___ PROVIDED INFORMATION

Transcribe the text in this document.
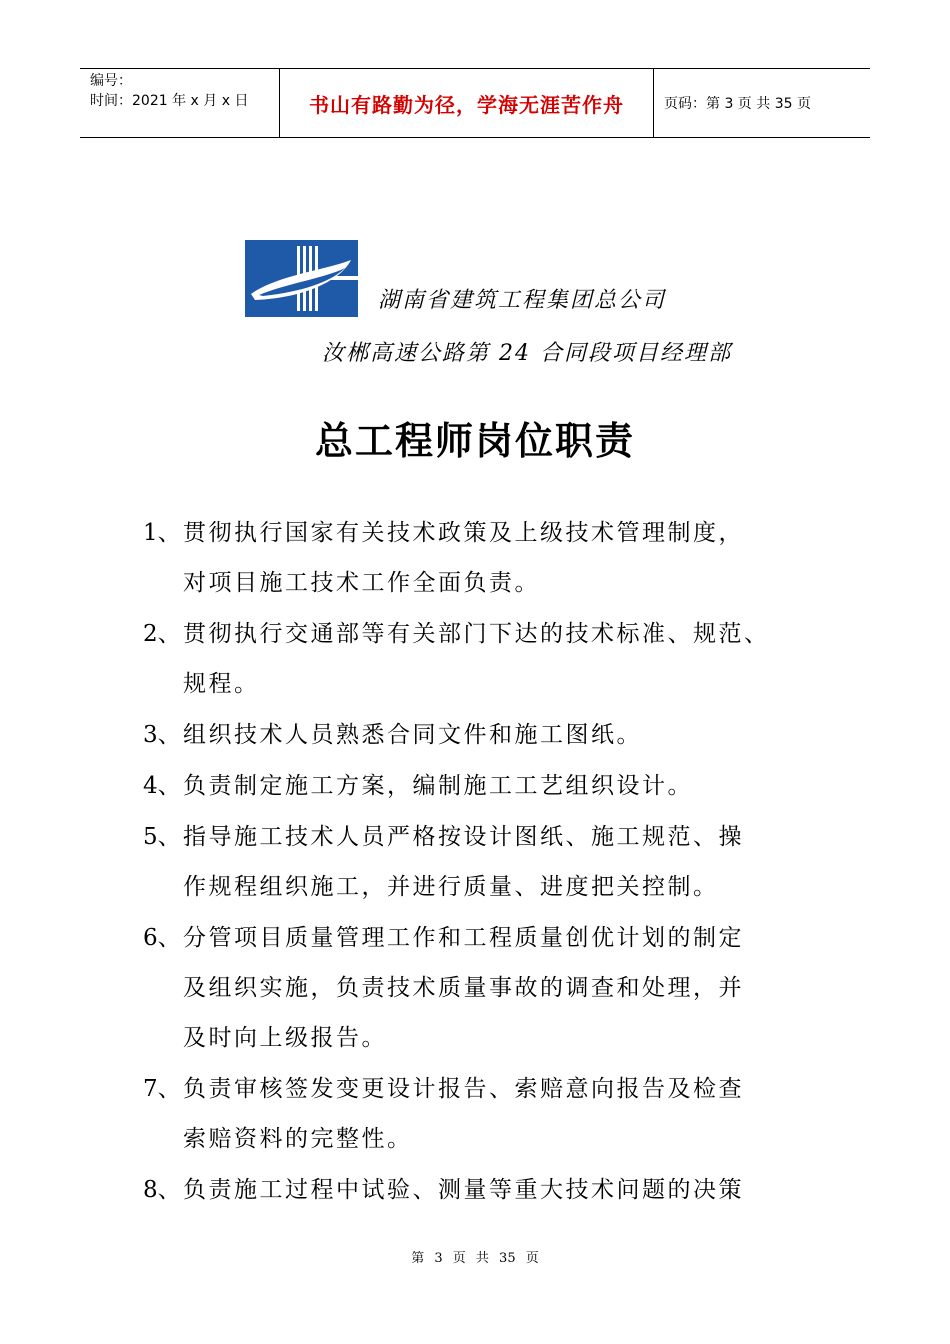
编号：
时间：2021 年 x 月 x 日	书山有路勤为径，学海无涯苦作舟	页码：第 3 页 共 35 页
湖南省建筑工程集团总公司
汝郴高速公路第 24 合同段项目经理部
总工程师岗位职责
1、 贯彻执行国家有关技术政策及上级技术管理制度，
对项目施工技术工作全面负责。
2、 贯彻执行交通部等有关部门下达的技术标准、规范、
规程。
3、 组织技术人员熟悉合同文件和施工图纸。
4、 负责制定施工方案，编制施工工艺组织设计。
5、 指导施工技术人员严格按设计图纸、施工规范、操
作规程组织施工，并进行质量、进度把关控制。
6、 分管项目质量管理工作和工程质量创优计划的制定
及组织实施，负责技术质量事故的调查和处理，并
及时向上级报告。
7、 负责审核签发变更设计报告、索赔意向报告及检查
索赔资料的完整性。
8、 负责施工过程中试验、测量等重大技术问题的决策
第 3 页 共 35 页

______

> [INSTRUCTIONS TO FOLLOW] Leave the pictures out, and print every line of the listing exactly as written.

> [RESULT]
Transcribe the text in this document.
编号：
时间：2021 年 x 月 x 日	书山有路勤为径，学海无涯苦作舟	页码：第 3 页 共 35 页
湖南省建筑工程集团总公司
汝郴高速公路第 24 合同段项目经理部
总工程师岗位职责
1、 贯彻执行国家有关技术政策及上级技术管理制度，
对项目施工技术工作全面负责。
2、 贯彻执行交通部等有关部门下达的技术标准、规范、
规程。
3、 组织技术人员熟悉合同文件和施工图纸。
4、 负责制定施工方案，编制施工工艺组织设计。
5、 指导施工技术人员严格按设计图纸、施工规范、操
作规程组织施工，并进行质量、进度把关控制。
6、 分管项目质量管理工作和工程质量创优计划的制定
及组织实施，负责技术质量事故的调查和处理，并
及时向上级报告。
7、 负责审核签发变更设计报告、索赔意向报告及检查
索赔资料的完整性。
8、 负责施工过程中试验、测量等重大技术问题的决策
第 3 页 共 35 页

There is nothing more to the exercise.